Material for the task =>
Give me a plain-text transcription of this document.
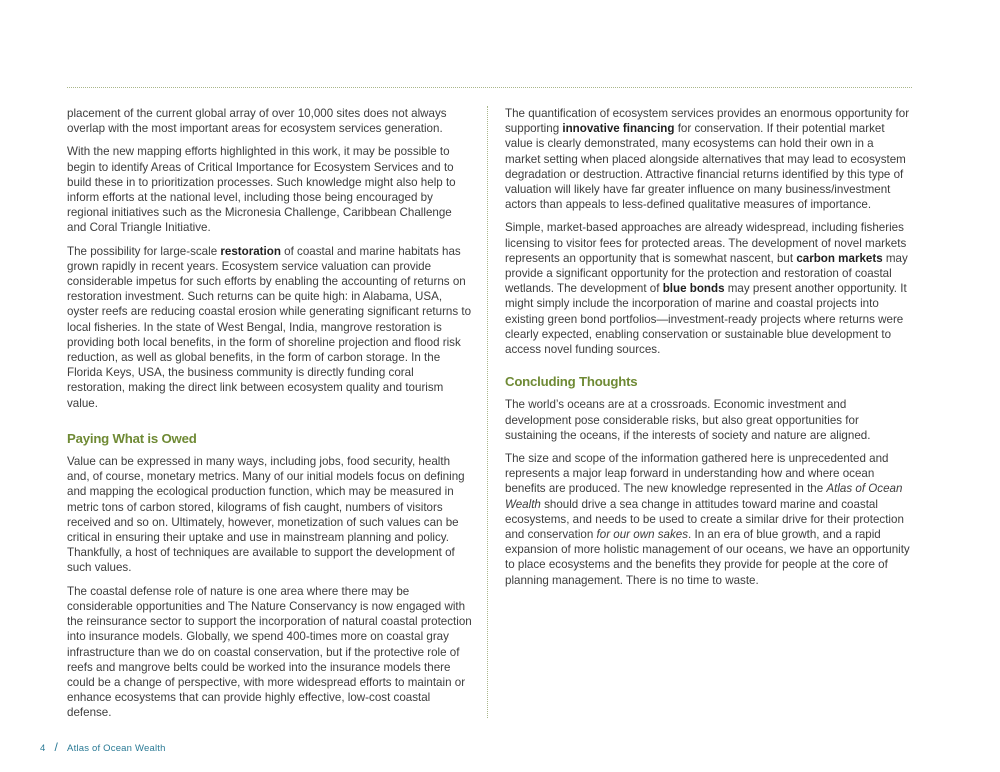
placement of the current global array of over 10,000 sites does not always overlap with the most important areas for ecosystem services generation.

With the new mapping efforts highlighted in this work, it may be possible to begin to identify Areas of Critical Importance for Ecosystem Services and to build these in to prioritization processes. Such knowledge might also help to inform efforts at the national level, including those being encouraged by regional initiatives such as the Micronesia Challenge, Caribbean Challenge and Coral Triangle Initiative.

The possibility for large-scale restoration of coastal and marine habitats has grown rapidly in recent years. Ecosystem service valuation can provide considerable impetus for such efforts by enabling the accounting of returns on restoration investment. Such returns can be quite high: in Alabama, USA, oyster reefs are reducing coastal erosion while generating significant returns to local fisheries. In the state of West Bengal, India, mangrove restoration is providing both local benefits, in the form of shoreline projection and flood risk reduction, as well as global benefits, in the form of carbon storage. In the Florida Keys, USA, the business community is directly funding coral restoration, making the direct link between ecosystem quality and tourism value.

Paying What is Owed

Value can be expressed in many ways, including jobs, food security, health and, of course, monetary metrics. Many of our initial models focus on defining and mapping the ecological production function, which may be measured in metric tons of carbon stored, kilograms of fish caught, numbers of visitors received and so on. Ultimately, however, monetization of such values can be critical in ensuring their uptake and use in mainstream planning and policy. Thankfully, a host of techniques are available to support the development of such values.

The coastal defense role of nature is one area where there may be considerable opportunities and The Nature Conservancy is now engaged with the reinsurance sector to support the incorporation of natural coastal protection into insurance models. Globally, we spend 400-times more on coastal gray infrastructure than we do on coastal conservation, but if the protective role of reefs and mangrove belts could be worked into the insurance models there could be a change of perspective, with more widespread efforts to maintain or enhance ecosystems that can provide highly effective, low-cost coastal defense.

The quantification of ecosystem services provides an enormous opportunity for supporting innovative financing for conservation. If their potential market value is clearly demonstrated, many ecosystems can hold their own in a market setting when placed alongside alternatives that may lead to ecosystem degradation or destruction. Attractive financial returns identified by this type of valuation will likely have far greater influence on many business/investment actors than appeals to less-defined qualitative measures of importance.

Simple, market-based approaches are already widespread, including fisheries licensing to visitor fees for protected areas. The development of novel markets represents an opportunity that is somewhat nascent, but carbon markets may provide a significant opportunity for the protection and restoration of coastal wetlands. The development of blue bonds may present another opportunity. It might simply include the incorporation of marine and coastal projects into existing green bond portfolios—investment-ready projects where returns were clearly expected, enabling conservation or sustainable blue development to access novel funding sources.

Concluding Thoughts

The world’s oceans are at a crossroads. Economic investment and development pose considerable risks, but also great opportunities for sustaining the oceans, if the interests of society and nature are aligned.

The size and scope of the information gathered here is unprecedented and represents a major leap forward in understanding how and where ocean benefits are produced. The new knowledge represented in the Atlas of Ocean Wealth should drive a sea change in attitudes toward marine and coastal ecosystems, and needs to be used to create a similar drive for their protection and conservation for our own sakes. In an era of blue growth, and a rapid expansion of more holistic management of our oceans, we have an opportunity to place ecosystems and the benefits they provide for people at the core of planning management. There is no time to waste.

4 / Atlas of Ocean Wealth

The request =>
Lines that hold the word "also" are the ones to return, every one of them.

Answer for the task =>
With the new mapping efforts highlighted in this work, it may be possible to begin to identify Areas of Critical Importance for Ecosystem Services and to build these in to prioritization processes. Such knowledge might also help to inform efforts at the national level, including those being encouraged by regional initiatives such as the Micronesia Challenge, Caribbean Challenge and Coral Triangle Initiative.
The world’s oceans are at a crossroads. Economic investment and development pose considerable risks, but also great opportunities for sustaining the oceans, if the interests of society and nature are aligned.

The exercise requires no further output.